**Provided material**.
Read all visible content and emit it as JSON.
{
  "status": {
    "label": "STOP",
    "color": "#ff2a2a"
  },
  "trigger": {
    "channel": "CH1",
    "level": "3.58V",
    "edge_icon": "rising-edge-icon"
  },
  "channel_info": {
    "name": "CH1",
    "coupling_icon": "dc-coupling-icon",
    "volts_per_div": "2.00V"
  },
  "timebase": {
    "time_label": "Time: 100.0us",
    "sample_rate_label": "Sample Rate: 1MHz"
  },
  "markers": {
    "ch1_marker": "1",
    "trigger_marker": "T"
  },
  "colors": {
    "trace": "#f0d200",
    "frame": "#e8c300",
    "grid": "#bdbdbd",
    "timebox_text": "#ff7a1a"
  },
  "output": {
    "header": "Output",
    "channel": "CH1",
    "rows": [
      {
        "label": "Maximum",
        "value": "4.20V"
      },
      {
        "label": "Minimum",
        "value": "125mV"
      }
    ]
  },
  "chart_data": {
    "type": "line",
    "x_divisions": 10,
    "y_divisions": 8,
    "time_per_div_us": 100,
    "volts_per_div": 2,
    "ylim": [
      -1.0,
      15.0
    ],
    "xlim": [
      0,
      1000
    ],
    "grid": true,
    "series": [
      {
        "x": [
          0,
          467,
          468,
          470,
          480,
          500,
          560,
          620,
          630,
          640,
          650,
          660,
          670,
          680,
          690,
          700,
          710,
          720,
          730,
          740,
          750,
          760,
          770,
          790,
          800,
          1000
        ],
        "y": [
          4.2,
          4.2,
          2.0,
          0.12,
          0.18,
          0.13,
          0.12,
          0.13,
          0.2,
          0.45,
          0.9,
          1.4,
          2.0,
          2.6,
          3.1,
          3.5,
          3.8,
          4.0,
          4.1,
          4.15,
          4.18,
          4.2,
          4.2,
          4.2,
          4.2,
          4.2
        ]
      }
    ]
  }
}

**Problem to work on**. Give all the records again. Match them exactly.

**Result**.
Read all visible content and emit it as JSON.
{
  "status": {
    "label": "STOP",
    "color": "#ff2a2a"
  },
  "trigger": {
    "channel": "CH1",
    "level": "3.58V",
    "edge_icon": "rising-edge-icon"
  },
  "channel_info": {
    "name": "CH1",
    "coupling_icon": "dc-coupling-icon",
    "volts_per_div": "2.00V"
  },
  "timebase": {
    "time_label": "Time: 100.0us",
    "sample_rate_label": "Sample Rate: 1MHz"
  },
  "markers": {
    "ch1_marker": "1",
    "trigger_marker": "T"
  },
  "colors": {
    "trace": "#f0d200",
    "frame": "#e8c300",
    "grid": "#bdbdbd",
    "timebox_text": "#ff7a1a"
  },
  "output": {
    "header": "Output",
    "channel": "CH1",
    "rows": [
      {
        "label": "Maximum",
        "value": "4.20V"
      },
      {
        "label": "Minimum",
        "value": "125mV"
      }
    ]
  },
  "chart_data": {
    "type": "line",
    "x_divisions": 10,
    "y_divisions": 8,
    "time_per_div_us": 100,
    "volts_per_div": 2,
    "ylim": [
      -1.0,
      15.0
    ],
    "xlim": [
      0,
      1000
    ],
    "grid": true,
    "series": [
      {
        "x": [
          0,
          467,
          468,
          470,
          480,
          500,
          560,
          620,
          630,
          640,
          650,
          660,
          670,
          680,
          690,
          700,
          710,
          720,
          730,
          740,
          750,
          760,
          770,
          790,
          800,
          1000
        ],
        "y": [
          4.2,
          4.2,
          2.0,
          0.12,
          0.18,
          0.13,
          0.12,
          0.13,
          0.2,
          0.45,
          0.9,
          1.4,
          2.0,
          2.6,
          3.1,
          3.5,
          3.8,
          4.0,
          4.1,
          4.15,
          4.18,
          4.2,
          4.2,
          4.2,
          4.2,
          4.2
        ]
      }
    ]
  }
}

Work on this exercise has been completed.